* _Recorded data_:
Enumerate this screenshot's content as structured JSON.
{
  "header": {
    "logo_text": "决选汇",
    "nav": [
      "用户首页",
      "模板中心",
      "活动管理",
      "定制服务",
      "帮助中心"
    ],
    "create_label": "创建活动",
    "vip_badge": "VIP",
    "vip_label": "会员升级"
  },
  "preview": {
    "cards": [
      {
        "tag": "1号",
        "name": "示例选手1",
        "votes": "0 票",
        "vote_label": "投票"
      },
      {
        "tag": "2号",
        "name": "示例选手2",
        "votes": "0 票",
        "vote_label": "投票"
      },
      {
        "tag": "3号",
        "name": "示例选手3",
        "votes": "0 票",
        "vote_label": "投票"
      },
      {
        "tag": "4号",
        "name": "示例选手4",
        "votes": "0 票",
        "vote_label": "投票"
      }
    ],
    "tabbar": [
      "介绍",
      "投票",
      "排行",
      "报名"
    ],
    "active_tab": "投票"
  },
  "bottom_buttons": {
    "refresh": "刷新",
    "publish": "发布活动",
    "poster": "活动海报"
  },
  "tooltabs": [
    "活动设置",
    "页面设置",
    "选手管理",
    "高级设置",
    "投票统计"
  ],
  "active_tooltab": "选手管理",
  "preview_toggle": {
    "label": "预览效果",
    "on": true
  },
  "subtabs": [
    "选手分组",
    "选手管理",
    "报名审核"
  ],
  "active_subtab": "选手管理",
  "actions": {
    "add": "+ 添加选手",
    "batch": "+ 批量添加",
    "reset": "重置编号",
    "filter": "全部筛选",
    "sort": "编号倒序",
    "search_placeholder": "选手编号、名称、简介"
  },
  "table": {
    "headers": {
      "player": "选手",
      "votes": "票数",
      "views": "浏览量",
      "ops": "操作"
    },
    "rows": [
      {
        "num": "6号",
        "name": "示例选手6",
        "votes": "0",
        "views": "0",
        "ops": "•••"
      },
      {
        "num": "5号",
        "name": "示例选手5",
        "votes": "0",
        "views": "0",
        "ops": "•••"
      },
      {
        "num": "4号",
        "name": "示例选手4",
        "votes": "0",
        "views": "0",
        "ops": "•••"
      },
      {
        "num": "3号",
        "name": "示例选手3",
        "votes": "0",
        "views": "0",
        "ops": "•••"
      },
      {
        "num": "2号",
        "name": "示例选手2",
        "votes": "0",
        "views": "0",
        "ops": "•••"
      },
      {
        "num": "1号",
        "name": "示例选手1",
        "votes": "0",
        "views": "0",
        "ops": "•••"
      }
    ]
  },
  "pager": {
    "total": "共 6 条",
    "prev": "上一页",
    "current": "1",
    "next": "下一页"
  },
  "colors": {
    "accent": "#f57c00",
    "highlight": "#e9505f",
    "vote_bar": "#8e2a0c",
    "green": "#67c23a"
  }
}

* _Goal of the exercise_: Copy out the material above in its entirety. Every detail must match.

* _Result_:
Enumerate this screenshot's content as structured JSON.
{
  "header": {
    "logo_text": "决选汇",
    "nav": [
      "用户首页",
      "模板中心",
      "活动管理",
      "定制服务",
      "帮助中心"
    ],
    "create_label": "创建活动",
    "vip_badge": "VIP",
    "vip_label": "会员升级"
  },
  "preview": {
    "cards": [
      {
        "tag": "1号",
        "name": "示例选手1",
        "votes": "0 票",
        "vote_label": "投票"
      },
      {
        "tag": "2号",
        "name": "示例选手2",
        "votes": "0 票",
        "vote_label": "投票"
      },
      {
        "tag": "3号",
        "name": "示例选手3",
        "votes": "0 票",
        "vote_label": "投票"
      },
      {
        "tag": "4号",
        "name": "示例选手4",
        "votes": "0 票",
        "vote_label": "投票"
      }
    ],
    "tabbar": [
      "介绍",
      "投票",
      "排行",
      "报名"
    ],
    "active_tab": "投票"
  },
  "bottom_buttons": {
    "refresh": "刷新",
    "publish": "发布活动",
    "poster": "活动海报"
  },
  "tooltabs": [
    "活动设置",
    "页面设置",
    "选手管理",
    "高级设置",
    "投票统计"
  ],
  "active_tooltab": "选手管理",
  "preview_toggle": {
    "label": "预览效果",
    "on": true
  },
  "subtabs": [
    "选手分组",
    "选手管理",
    "报名审核"
  ],
  "active_subtab": "选手管理",
  "actions": {
    "add": "+ 添加选手",
    "batch": "+ 批量添加",
    "reset": "重置编号",
    "filter": "全部筛选",
    "sort": "编号倒序",
    "search_placeholder": "选手编号、名称、简介"
  },
  "table": {
    "headers": {
      "player": "选手",
      "votes": "票数",
      "views": "浏览量",
      "ops": "操作"
    },
    "rows": [
      {
        "num": "6号",
        "name": "示例选手6",
        "votes": "0",
        "views": "0",
        "ops": "•••"
      },
      {
        "num": "5号",
        "name": "示例选手5",
        "votes": "0",
        "views": "0",
        "ops": "•••"
      },
      {
        "num": "4号",
        "name": "示例选手4",
        "votes": "0",
        "views": "0",
        "ops": "•••"
      },
      {
        "num": "3号",
        "name": "示例选手3",
        "votes": "0",
        "views": "0",
        "ops": "•••"
      },
      {
        "num": "2号",
        "name": "示例选手2",
        "votes": "0",
        "views": "0",
        "ops": "•••"
      },
      {
        "num": "1号",
        "name": "示例选手1",
        "votes": "0",
        "views": "0",
        "ops": "•••"
      }
    ]
  },
  "pager": {
    "total": "共 6 条",
    "prev": "上一页",
    "current": "1",
    "next": "下一页"
  },
  "colors": {
    "accent": "#f57c00",
    "highlight": "#e9505f",
    "vote_bar": "#8e2a0c",
    "green": "#67c23a"
  }
}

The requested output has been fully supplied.